"""

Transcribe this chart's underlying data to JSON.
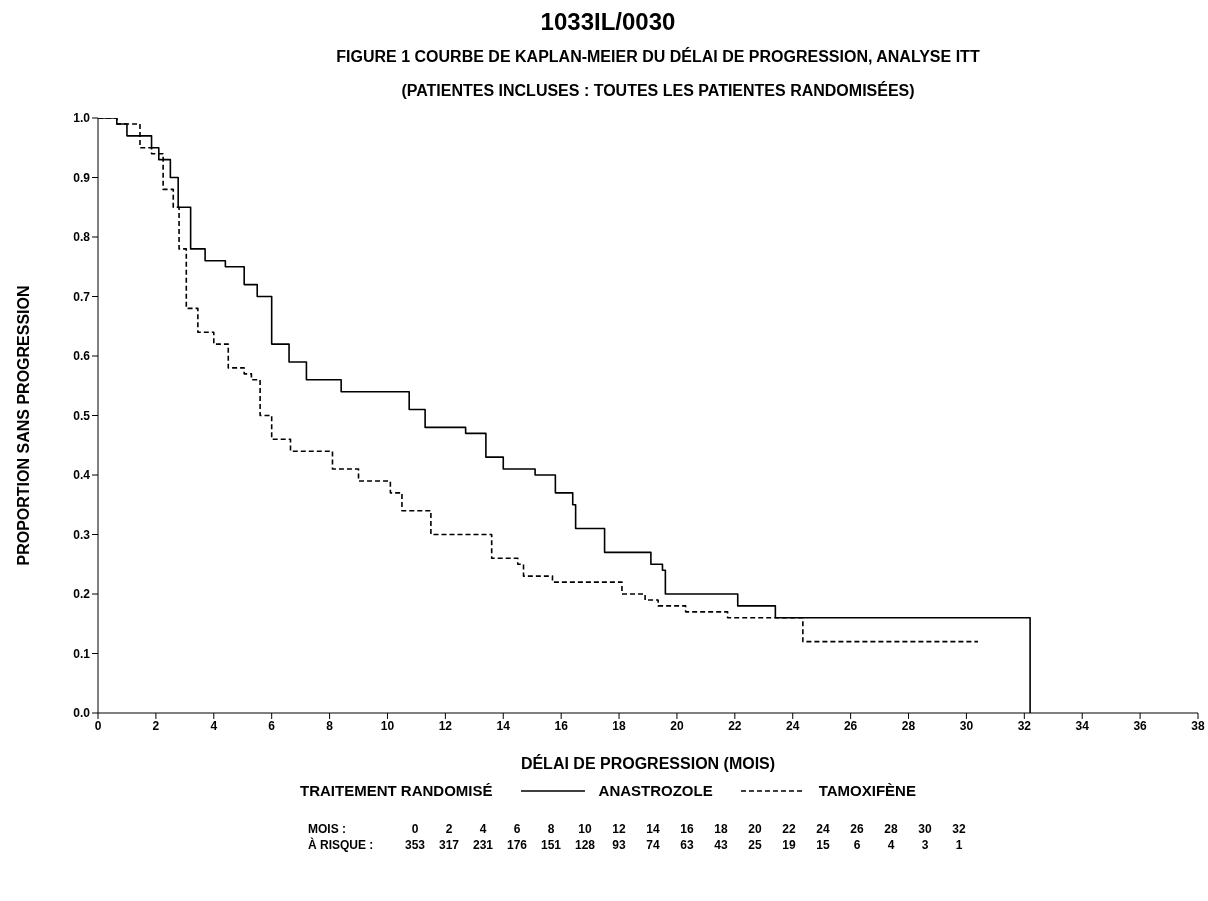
{
  "chart_data": {
    "type": "step",
    "title": "1033IL/0030",
    "subtitle": "FIGURE 1 COURBE DE KAPLAN-MEIER DU DÉLAI DE PROGRESSION, ANALYSE ITT\n(PATIENTES INCLUSES : TOUTES LES PATIENTES RANDOMISÉES)",
    "xlabel": "DÉLAI DE PROGRESSION (MOIS)",
    "ylabel": "PROPORTION SANS PROGRESSION",
    "legend_title": "TRAITEMENT RANDOMISÉ",
    "legend": "bottom",
    "marker": "none",
    "xlim": [
      0,
      38
    ],
    "xticks": [
      0,
      2,
      4,
      6,
      8,
      10,
      12,
      14,
      16,
      18,
      20,
      22,
      24,
      26,
      28,
      30,
      32,
      34,
      36,
      38
    ],
    "ylim": [
      0,
      1
    ],
    "yticks": [
      {
        "value": 0,
        "label": "0.0"
      },
      {
        "value": 0.1,
        "label": "0.1"
      },
      {
        "value": 0.2,
        "label": "0.2"
      },
      {
        "value": 0.3,
        "label": "0.3"
      },
      {
        "value": 0.4,
        "label": "0.4"
      },
      {
        "value": 0.5,
        "label": "0.5"
      },
      {
        "value": 0.6,
        "label": "0.6"
      },
      {
        "value": 0.7,
        "label": "0.7"
      },
      {
        "value": 0.8,
        "label": "0.8"
      },
      {
        "value": 0.9,
        "label": "0.9"
      },
      {
        "value": 1,
        "label": "1.0"
      }
    ],
    "series": [
      {
        "name": "ANASTROZOLE",
        "color": "#000000",
        "line_style": "solid",
        "x": [
          0,
          0.65,
          1.0,
          1.85,
          2.1,
          2.5,
          2.77,
          3.2,
          3.7,
          4.4,
          5.05,
          5.5,
          6.0,
          6.6,
          7.2,
          8.4,
          10.75,
          11.3,
          12.7,
          13.4,
          14.0,
          15.1,
          15.8,
          16.4,
          16.5,
          17.5,
          19.1,
          19.5,
          19.6,
          22.1,
          23.4,
          32.2
        ],
        "values": [
          1.0,
          0.99,
          0.97,
          0.95,
          0.93,
          0.9,
          0.85,
          0.78,
          0.76,
          0.75,
          0.72,
          0.7,
          0.62,
          0.59,
          0.56,
          0.54,
          0.51,
          0.48,
          0.47,
          0.43,
          0.41,
          0.4,
          0.37,
          0.35,
          0.31,
          0.27,
          0.25,
          0.24,
          0.2,
          0.18,
          0.16,
          0.0
        ]
      },
      {
        "name": "TAMOXIFÈNE",
        "color": "#000000",
        "line_style": "dashed",
        "x": [
          0,
          0.65,
          1.45,
          1.85,
          2.25,
          2.6,
          2.8,
          3.05,
          3.45,
          4.0,
          4.5,
          5.05,
          5.3,
          5.6,
          6.0,
          6.65,
          8.1,
          9.0,
          10.1,
          10.5,
          11.5,
          13.6,
          14.5,
          14.7,
          15.7,
          18.1,
          18.9,
          19.35,
          20.3,
          21.75,
          24.35,
          30.4
        ],
        "values": [
          1.0,
          0.99,
          0.95,
          0.94,
          0.88,
          0.85,
          0.78,
          0.68,
          0.64,
          0.62,
          0.58,
          0.57,
          0.56,
          0.5,
          0.46,
          0.44,
          0.41,
          0.39,
          0.37,
          0.34,
          0.3,
          0.26,
          0.25,
          0.23,
          0.22,
          0.2,
          0.19,
          0.18,
          0.17,
          0.16,
          0.12,
          0.12
        ]
      }
    ],
    "annotations": [
      "MOIS : 0 2 4 6 8 10 12 14 16 18 20 22 24 26 28 30 32",
      "À RISQUE : 353 317 231 176 151 128 93 74 63 43 25 19 15 6 4 3 1"
    ]
  }
}
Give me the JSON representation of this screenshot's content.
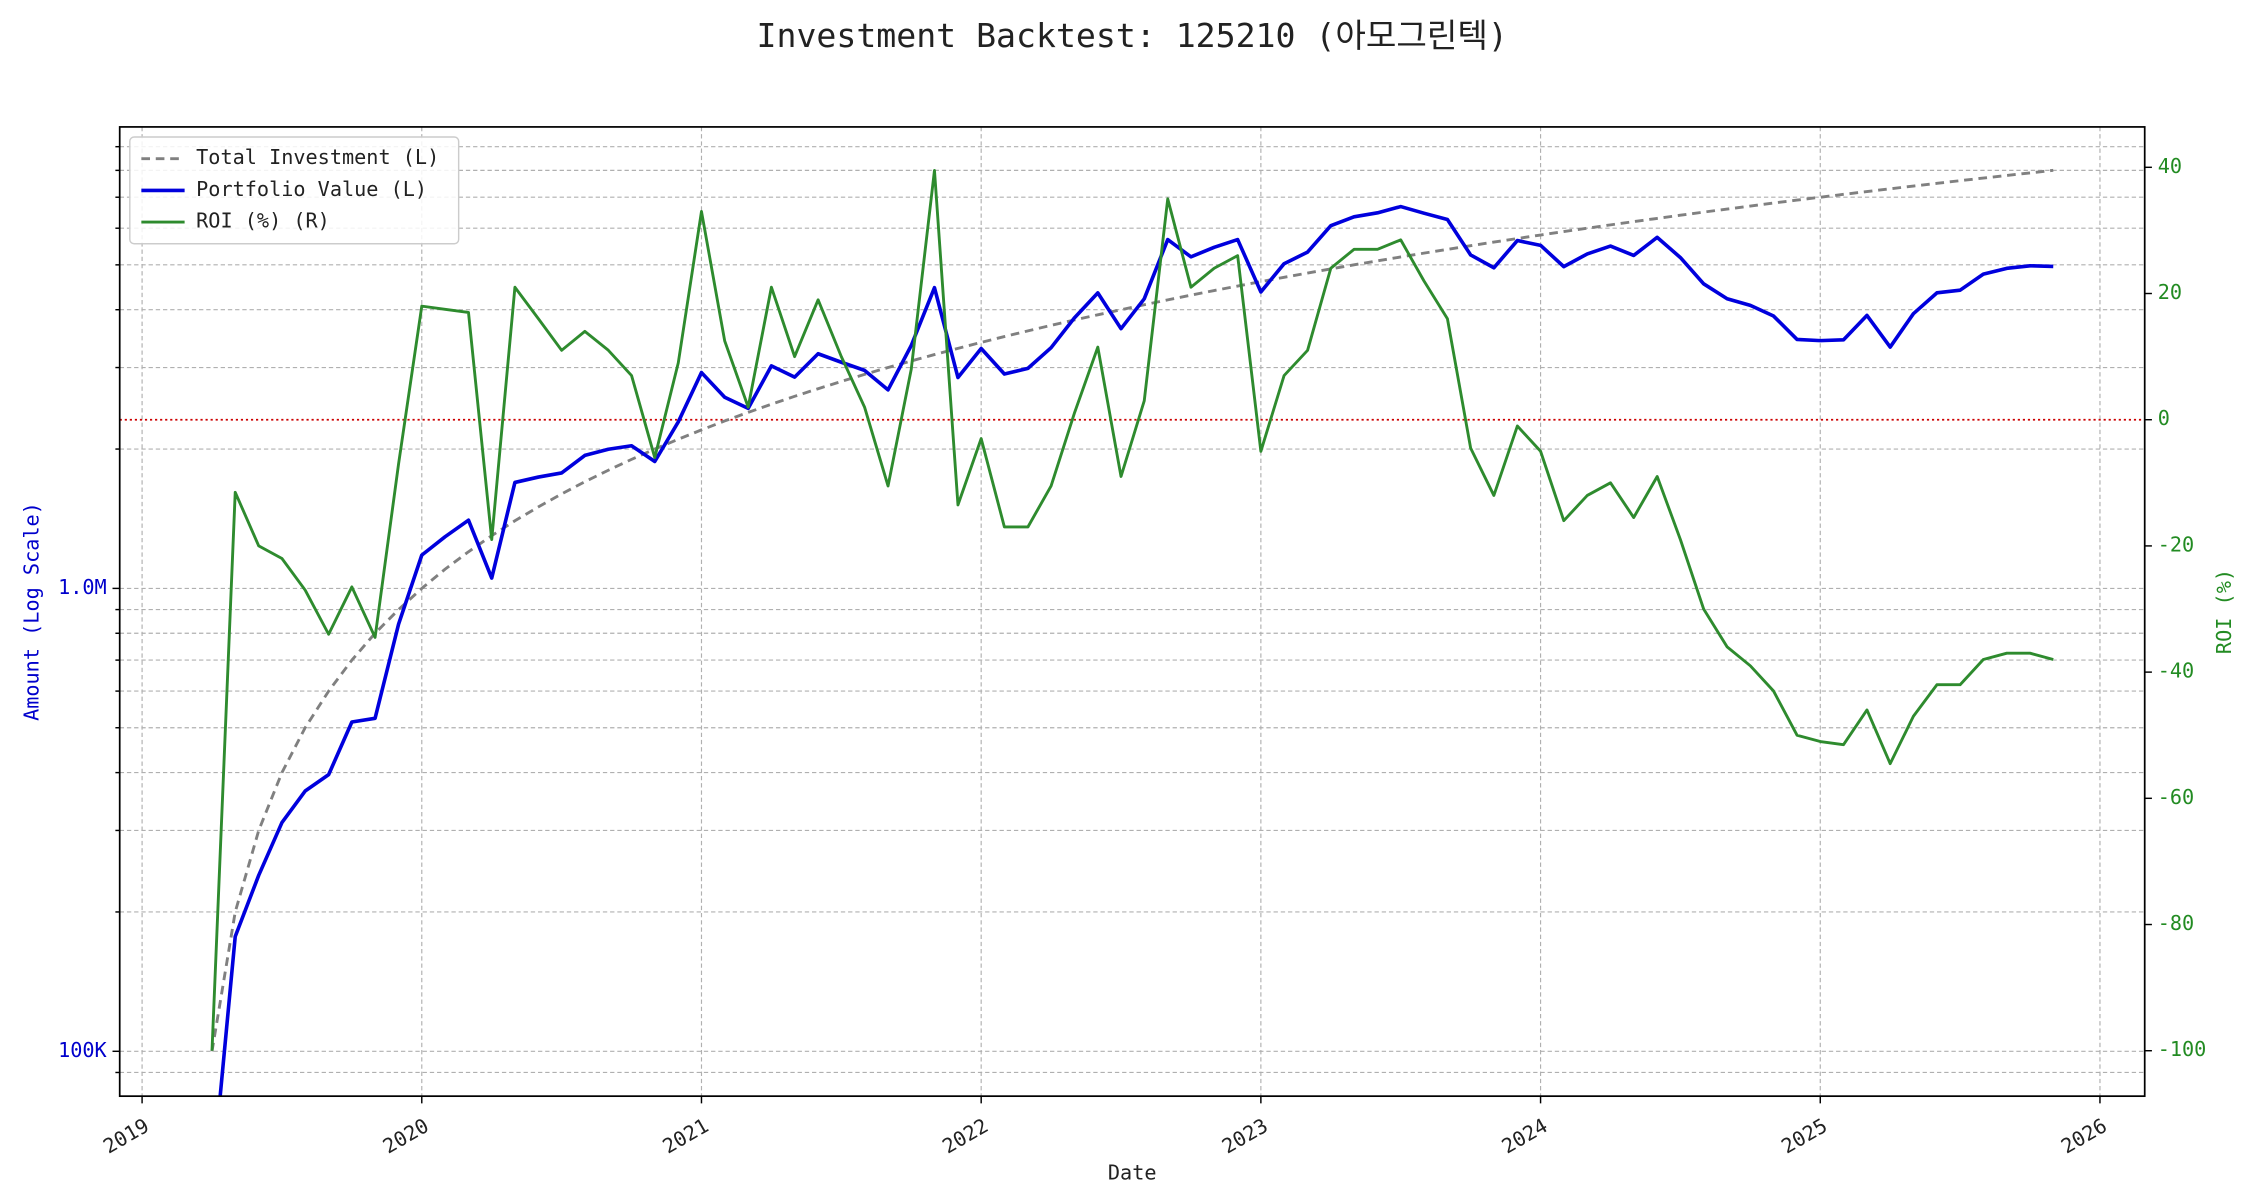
{
  "chart_data": {
    "type": "line",
    "title": "Investment Backtest: 125210 (아모그린텍)",
    "xlabel": "Date",
    "ylabel": "Amount (Log Scale)",
    "y2label": "ROI (%)",
    "ylabel_color": "#0000cc",
    "y2label_color": "#228b22",
    "ylog": true,
    "grid": true,
    "legend": "upper left",
    "xlim": [
      2018.92,
      2026.16
    ],
    "xticks": [
      2019,
      2020,
      2021,
      2022,
      2023,
      2024,
      2025,
      2026
    ],
    "ylim": [
      80000,
      9930000
    ],
    "yticks": [
      {
        "value": 100000,
        "label": "100K"
      },
      {
        "value": 1000000,
        "label": "1.0M"
      }
    ],
    "yminor_ticks": [
      90000,
      200000,
      300000,
      400000,
      500000,
      600000,
      700000,
      800000,
      900000,
      2000000,
      3000000,
      4000000,
      5000000,
      6000000,
      7000000,
      8000000,
      9000000
    ],
    "y2lim": [
      -107.2,
      46.4
    ],
    "y2ticks": [
      -100,
      -80,
      -60,
      -40,
      -20,
      0,
      20,
      40
    ],
    "hline": {
      "value": 0,
      "axis": "y2",
      "color": "#cc0000"
    },
    "x": [
      2019.25,
      2019.333,
      2019.417,
      2019.5,
      2019.583,
      2019.667,
      2019.75,
      2019.833,
      2019.917,
      2020,
      2020.083,
      2020.167,
      2020.25,
      2020.333,
      2020.417,
      2020.5,
      2020.583,
      2020.667,
      2020.75,
      2020.833,
      2020.917,
      2021,
      2021.083,
      2021.167,
      2021.25,
      2021.333,
      2021.417,
      2021.5,
      2021.583,
      2021.667,
      2021.75,
      2021.833,
      2021.917,
      2022,
      2022.083,
      2022.167,
      2022.25,
      2022.333,
      2022.417,
      2022.5,
      2022.583,
      2022.667,
      2022.75,
      2022.833,
      2022.917,
      2023,
      2023.083,
      2023.167,
      2023.25,
      2023.333,
      2023.417,
      2023.5,
      2023.583,
      2023.667,
      2023.75,
      2023.833,
      2023.917,
      2024,
      2024.083,
      2024.167,
      2024.25,
      2024.333,
      2024.417,
      2024.5,
      2024.583,
      2024.667,
      2024.75,
      2024.833,
      2024.917,
      2025,
      2025.083,
      2025.167,
      2025.25,
      2025.333,
      2025.417,
      2025.5,
      2025.583,
      2025.667,
      2025.75,
      2025.833
    ],
    "series": [
      {
        "name": "Total Investment (L)",
        "color": "#808080",
        "dash": true,
        "width": 2,
        "axis": "y",
        "values": [
          100000,
          200000,
          300000,
          400000,
          500000,
          600000,
          700000,
          800000,
          900000,
          1000000,
          1100000,
          1200000,
          1300000,
          1400000,
          1500000,
          1600000,
          1700000,
          1800000,
          1900000,
          2000000,
          2100000,
          2200000,
          2300000,
          2400000,
          2500000,
          2600000,
          2700000,
          2800000,
          2900000,
          3000000,
          3100000,
          3200000,
          3300000,
          3400000,
          3500000,
          3600000,
          3700000,
          3800000,
          3900000,
          4000000,
          4100000,
          4200000,
          4300000,
          4400000,
          4500000,
          4600000,
          4700000,
          4800000,
          4900000,
          5000000,
          5100000,
          5200000,
          5300000,
          5400000,
          5500000,
          5600000,
          5700000,
          5800000,
          5900000,
          6000000,
          6100000,
          6200000,
          6300000,
          6400000,
          6500000,
          6600000,
          6700000,
          6800000,
          6900000,
          7000000,
          7100000,
          7200000,
          7300000,
          7400000,
          7500000,
          7600000,
          7700000,
          7800000,
          7900000,
          8000000
        ]
      },
      {
        "name": "Portfolio Value (L)",
        "color": "#0000dd",
        "dash": false,
        "width": 2.5,
        "axis": "y",
        "values": [
          0,
          177000,
          240000,
          312000,
          365000,
          396000,
          514500,
          524000,
          837000,
          1180000,
          1292500,
          1404000,
          1053000,
          1694000,
          1740000,
          1776000,
          1938000,
          1998000,
          2033000,
          1880000,
          2289000,
          2926000,
          2587500,
          2448000,
          3025000,
          2860000,
          3213000,
          3080000,
          2958000,
          2685000,
          3348000,
          4464000,
          2854500,
          3298000,
          2905000,
          2988000,
          3311500,
          3838000,
          4348500,
          3640000,
          4223000,
          5670000,
          5203000,
          5456000,
          5670000,
          4370000,
          5029000,
          5328000,
          6076000,
          6350000,
          6477000,
          6682000,
          6466000,
          6264000,
          5252500,
          4928000,
          5643000,
          5510000,
          4956000,
          5280000,
          5490000,
          5239000,
          5733000,
          5184000,
          4550000,
          4224000,
          4087000,
          3876000,
          3450000,
          3430000,
          3443500,
          3888000,
          3321500,
          3922000,
          4350000,
          4408000,
          4774000,
          4914000,
          4977000,
          4960000
        ]
      },
      {
        "name": "ROI (%) (R)",
        "color": "#2e8b2e",
        "dash": false,
        "width": 2,
        "axis": "y2",
        "values": [
          -100,
          -11.5,
          -20,
          -22,
          -27,
          -34,
          -26.5,
          -34.5,
          -7,
          18,
          17.5,
          17,
          -19,
          21,
          16,
          11,
          14,
          11,
          7,
          -6,
          9,
          33,
          12.5,
          2,
          21,
          10,
          19,
          10,
          2,
          -10.5,
          8,
          39.5,
          -13.5,
          -3,
          -17,
          -17,
          -10.5,
          1,
          11.5,
          -9,
          3,
          35,
          21,
          24,
          26,
          -5,
          7,
          11,
          24,
          27,
          27,
          28.5,
          22,
          16,
          -4.5,
          -12,
          -1,
          -5,
          -16,
          -12,
          -10,
          -15.5,
          -9,
          -19,
          -30,
          -36,
          -39,
          -43,
          -50,
          -51,
          -51.5,
          -46,
          -54.5,
          -47,
          -42,
          -42,
          -38,
          -37,
          -37,
          -38
        ]
      }
    ]
  }
}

"""

### CHALLENGE
Gather up the lines containing the word "this" from these records and copy them.

### WRITTEN ANSWER
Transcribe this chart's underlying data to JSON.
Give me the JSON representation of this screenshot's content.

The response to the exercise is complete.